THE TASK
Reproduce the stretch of the ICHR text from "Yellapragada Sudershan Rao, head" through "inspire the nation.".

SUPPLIED TEXT
Yellapragada Sudershan Rao, head of the Indian Council of Historical Research, explains his take on Indian history, the problem with ‘western tools’, and the necessary ‘exaggeration’ required in history writing to inspire the nation.


In the morose confines of the dirt-streaked building that houses the Indian Council of Historical Research (ICHR), change is afoot. In June 2014, Yellapragada Sudershan Rao, an obscure 69-year-old historian from Kakatiya University in Andhra Pradesh, was appointed its head. The appointment raised a firestorm of protest from academics around the country. Rao’s academic credentials were doubtful—he hadn’t written a single academic paper in a peer-reviewed journal. But what he had going for him was a long and continuing stint with the Akila Bharatheeya Itihasa Sankalana Yojana, an organisation set up by Rashtriya Swayamsevak Sangh (RSS) leaders in 1978 “to write Bharatheeya history from a national perspective”.

In his Chairperson’s Diary, written a few days after taking charge, Rao makes no bones about his agenda for ICHR, stating that “researches directly sponsored and conducted by the ICHR are mostly guided by the modern schools of historiography of the West”. He goes on to say that, “In the 60 years of our Independence, we are yet to evolve a methodology to study our remote past with Indian perspective”.

(Dataset excerpt)
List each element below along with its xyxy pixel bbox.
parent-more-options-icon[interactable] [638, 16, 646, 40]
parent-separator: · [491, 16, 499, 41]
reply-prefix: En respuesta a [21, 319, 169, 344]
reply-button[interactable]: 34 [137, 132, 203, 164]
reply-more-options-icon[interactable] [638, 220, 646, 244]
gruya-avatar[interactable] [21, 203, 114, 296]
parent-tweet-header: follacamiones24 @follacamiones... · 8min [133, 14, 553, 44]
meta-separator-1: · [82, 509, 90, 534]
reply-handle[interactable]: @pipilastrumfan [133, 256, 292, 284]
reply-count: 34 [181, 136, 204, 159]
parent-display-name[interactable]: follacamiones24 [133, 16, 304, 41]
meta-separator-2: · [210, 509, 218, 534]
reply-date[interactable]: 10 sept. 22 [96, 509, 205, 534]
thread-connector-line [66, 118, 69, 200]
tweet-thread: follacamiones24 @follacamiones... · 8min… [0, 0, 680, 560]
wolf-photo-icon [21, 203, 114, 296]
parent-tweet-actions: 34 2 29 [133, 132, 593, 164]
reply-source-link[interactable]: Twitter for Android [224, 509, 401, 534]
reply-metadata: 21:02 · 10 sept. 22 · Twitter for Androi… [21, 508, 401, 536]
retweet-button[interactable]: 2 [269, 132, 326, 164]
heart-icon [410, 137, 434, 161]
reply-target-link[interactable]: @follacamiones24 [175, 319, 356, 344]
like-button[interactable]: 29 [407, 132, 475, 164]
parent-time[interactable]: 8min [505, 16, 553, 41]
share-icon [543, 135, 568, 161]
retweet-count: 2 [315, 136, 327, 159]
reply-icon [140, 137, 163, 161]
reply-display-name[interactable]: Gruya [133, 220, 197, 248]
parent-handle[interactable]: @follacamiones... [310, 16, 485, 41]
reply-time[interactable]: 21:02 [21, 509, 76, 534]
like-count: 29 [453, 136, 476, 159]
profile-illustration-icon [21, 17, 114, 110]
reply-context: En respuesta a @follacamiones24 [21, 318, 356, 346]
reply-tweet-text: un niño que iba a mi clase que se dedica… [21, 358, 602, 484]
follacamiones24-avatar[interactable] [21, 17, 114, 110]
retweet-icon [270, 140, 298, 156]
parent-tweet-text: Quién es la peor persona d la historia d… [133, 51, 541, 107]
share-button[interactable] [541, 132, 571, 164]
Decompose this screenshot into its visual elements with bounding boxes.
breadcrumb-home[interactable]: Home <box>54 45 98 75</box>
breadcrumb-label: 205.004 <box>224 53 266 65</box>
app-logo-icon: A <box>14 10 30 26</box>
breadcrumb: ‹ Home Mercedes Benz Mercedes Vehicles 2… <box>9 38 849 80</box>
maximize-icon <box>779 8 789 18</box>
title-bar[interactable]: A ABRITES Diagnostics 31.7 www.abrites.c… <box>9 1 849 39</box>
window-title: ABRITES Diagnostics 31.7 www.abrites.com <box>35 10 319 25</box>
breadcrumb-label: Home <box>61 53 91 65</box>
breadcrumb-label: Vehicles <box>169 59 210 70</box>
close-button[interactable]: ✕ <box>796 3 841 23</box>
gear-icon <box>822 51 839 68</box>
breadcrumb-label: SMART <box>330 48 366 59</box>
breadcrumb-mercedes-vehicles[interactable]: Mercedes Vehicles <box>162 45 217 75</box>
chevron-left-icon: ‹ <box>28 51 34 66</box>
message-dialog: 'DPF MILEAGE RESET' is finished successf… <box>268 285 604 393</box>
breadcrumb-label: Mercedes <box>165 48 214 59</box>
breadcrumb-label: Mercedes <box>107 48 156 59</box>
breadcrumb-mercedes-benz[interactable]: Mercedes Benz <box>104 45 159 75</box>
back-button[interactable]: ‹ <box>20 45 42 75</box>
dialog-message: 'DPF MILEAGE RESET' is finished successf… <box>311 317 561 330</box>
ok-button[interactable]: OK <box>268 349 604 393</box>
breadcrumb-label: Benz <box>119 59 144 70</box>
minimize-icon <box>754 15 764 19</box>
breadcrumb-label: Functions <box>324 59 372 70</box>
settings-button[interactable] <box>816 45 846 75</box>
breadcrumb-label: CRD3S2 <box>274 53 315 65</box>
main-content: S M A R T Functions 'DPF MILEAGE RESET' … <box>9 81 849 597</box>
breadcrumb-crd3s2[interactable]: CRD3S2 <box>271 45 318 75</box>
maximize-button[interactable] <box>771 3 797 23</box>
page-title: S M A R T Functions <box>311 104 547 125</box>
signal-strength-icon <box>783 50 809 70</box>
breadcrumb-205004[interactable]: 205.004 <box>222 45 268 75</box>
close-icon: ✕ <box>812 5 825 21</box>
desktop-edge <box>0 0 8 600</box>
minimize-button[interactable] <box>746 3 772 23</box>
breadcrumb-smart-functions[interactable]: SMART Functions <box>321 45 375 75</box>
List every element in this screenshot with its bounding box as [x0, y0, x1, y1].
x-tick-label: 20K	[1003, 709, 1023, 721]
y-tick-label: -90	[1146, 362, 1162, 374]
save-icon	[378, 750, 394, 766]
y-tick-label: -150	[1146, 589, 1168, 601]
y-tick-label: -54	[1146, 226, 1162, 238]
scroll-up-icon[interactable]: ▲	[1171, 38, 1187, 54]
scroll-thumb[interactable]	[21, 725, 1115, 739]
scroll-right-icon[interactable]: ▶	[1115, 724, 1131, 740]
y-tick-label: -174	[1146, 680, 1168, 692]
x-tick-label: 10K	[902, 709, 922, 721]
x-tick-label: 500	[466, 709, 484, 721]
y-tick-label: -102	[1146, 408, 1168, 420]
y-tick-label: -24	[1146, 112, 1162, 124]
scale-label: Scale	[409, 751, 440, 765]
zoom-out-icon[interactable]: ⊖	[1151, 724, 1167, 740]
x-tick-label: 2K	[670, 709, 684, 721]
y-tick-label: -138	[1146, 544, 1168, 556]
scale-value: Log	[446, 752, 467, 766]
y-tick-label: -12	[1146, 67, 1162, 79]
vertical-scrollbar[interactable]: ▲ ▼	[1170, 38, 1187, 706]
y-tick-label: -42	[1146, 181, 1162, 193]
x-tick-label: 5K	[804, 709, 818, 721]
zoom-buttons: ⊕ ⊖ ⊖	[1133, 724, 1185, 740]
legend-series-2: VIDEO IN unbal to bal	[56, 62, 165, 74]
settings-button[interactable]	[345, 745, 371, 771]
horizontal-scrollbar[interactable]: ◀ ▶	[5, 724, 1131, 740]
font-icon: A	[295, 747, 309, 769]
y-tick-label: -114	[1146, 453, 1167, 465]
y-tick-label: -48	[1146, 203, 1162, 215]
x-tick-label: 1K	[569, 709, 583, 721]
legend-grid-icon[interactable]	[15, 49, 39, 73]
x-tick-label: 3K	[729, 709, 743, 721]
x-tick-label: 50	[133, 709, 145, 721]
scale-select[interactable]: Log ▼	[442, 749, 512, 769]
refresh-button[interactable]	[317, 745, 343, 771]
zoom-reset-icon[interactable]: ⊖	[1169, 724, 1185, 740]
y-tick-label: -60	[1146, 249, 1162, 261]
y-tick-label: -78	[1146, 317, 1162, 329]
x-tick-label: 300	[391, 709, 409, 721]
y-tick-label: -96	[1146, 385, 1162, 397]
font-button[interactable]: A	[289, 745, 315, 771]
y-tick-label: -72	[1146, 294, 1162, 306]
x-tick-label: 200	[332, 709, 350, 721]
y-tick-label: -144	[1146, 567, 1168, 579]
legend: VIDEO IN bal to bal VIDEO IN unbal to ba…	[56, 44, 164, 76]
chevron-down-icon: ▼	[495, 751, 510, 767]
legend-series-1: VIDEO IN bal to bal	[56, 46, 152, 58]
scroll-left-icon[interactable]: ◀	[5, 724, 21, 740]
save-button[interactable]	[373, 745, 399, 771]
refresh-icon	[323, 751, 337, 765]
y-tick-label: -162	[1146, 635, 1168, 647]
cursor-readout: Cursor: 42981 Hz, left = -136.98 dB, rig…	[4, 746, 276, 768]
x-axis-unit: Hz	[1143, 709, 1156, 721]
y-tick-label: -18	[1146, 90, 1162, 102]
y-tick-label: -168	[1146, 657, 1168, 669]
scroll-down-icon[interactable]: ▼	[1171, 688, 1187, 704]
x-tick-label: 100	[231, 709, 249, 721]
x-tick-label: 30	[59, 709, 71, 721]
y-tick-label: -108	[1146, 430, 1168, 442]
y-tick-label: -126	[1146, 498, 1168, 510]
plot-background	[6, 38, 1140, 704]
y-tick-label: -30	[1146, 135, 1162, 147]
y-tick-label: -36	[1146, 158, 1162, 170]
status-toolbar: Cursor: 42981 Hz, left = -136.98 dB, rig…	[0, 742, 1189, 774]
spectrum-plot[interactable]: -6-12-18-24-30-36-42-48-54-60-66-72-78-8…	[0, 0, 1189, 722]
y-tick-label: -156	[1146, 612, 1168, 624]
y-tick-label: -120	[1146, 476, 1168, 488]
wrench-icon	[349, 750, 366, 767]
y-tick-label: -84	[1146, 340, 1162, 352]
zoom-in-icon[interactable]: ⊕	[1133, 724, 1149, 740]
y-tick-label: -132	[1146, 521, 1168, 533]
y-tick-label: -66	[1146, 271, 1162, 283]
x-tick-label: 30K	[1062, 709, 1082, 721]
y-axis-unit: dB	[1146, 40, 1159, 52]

WORKED SOLUTION
Yellapragada Sudershan Rao, head of the Indian Council of Historical Research, explains his take on Indian history, the problem with ‘western tools’, and the necessary ‘exaggeration’ required in history writing to inspire the nation.